■ **What is required**: From the entries below, please gather each line containing the string "Nguyen".

Start of Data entries

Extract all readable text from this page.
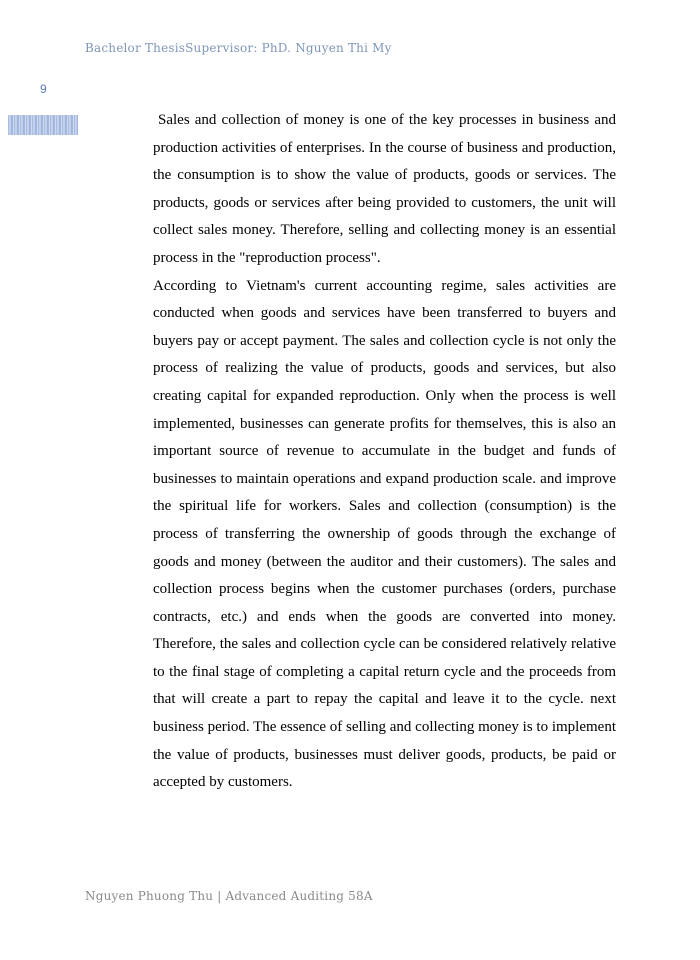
Bachelor ThesisSupervisor: PhD. Nguyen Thi My
9

Sales and collection of money is one of the key processes in business and production activities of enterprises. In the course of business and production, the consumption is to show the value of products, goods or services. The products, goods or services after being provided to customers, the unit will collect sales money. Therefore, selling and collecting money is an essential process in the "reproduction process".

According to Vietnam's current accounting regime, sales activities are conducted when goods and services have been transferred to buyers and buyers pay or accept payment. The sales and collection cycle is not only the process of realizing the value of products, goods and services, but also creating capital for expanded reproduction. Only when the process is well implemented, businesses can generate profits for themselves, this is also an important source of revenue to accumulate in the budget and funds of businesses to maintain operations and expand production scale. and improve the spiritual life for workers. Sales and collection (consumption) is the process of transferring the ownership of goods through the exchange of goods and money (between the auditor and their customers). The sales and collection process begins when the customer purchases (orders, purchase contracts, etc.) and ends when the goods are converted into money. Therefore, the sales and collection cycle can be considered relatively relative to the final stage of completing a capital return cycle and the proceeds from that will create a part to repay the capital and leave it to the cycle. next business period. The essence of selling and collecting money is to implement the value of products, businesses must deliver goods, products, be paid or accepted by customers.

Nguyen Phuong Thu | Advanced Auditing 58A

End of Data entries

■ **Exercise output**:
Bachelor ThesisSupervisor: PhD. Nguyen Thi My
Nguyen Phuong Thu | Advanced Auditing 58A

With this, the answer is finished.